▶ [What is asked]
Print every line of the records below verbatim, in the original order and with no changes.

▬▬▬▬▬▬▬▬▬▬

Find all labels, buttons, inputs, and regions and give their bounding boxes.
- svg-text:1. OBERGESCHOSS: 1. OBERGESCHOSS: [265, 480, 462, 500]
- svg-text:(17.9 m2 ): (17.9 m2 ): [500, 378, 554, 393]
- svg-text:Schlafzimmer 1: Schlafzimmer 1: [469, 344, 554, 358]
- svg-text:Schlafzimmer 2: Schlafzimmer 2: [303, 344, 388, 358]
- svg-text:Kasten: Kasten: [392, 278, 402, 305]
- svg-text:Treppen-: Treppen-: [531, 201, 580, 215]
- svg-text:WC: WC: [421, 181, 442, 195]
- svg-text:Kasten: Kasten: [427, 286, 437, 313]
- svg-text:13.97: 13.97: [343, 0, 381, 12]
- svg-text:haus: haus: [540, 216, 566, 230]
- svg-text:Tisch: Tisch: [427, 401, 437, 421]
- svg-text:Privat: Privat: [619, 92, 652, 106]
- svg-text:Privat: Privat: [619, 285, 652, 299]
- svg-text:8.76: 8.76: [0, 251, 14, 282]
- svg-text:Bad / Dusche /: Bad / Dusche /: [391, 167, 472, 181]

▬▬▬▬▬▬▬▬▬▬

▶ [Exercise output]
Find all labels, buttons, inputs, and regions and give their bounding boxes.
- svg-text:1. OBERGESCHOSS: 1. OBERGESCHOSS: [265, 480, 462, 500]
- svg-text:(17.9 m2 ): (17.9 m2 ): [500, 378, 554, 393]
- svg-text:Schlafzimmer 1: Schlafzimmer 1: [469, 344, 554, 358]
- svg-text:Schlafzimmer 2: Schlafzimmer 2: [303, 344, 388, 358]
- svg-text:Kasten: Kasten: [392, 278, 402, 305]
- svg-text:Treppen-: Treppen-: [531, 201, 580, 215]
- svg-text:WC: WC: [421, 181, 442, 195]
- svg-text:Kasten: Kasten: [427, 286, 437, 313]
- svg-text:13.97: 13.97: [343, 0, 381, 12]
- svg-text:haus: haus: [540, 216, 566, 230]
- svg-text:Tisch: Tisch: [427, 401, 437, 421]
- svg-text:Privat: Privat: [619, 92, 652, 106]
- svg-text:Privat: Privat: [619, 285, 652, 299]
- svg-text:8.76: 8.76: [0, 251, 14, 282]
- svg-text:Bad / Dusche /: Bad / Dusche /: [391, 167, 472, 181]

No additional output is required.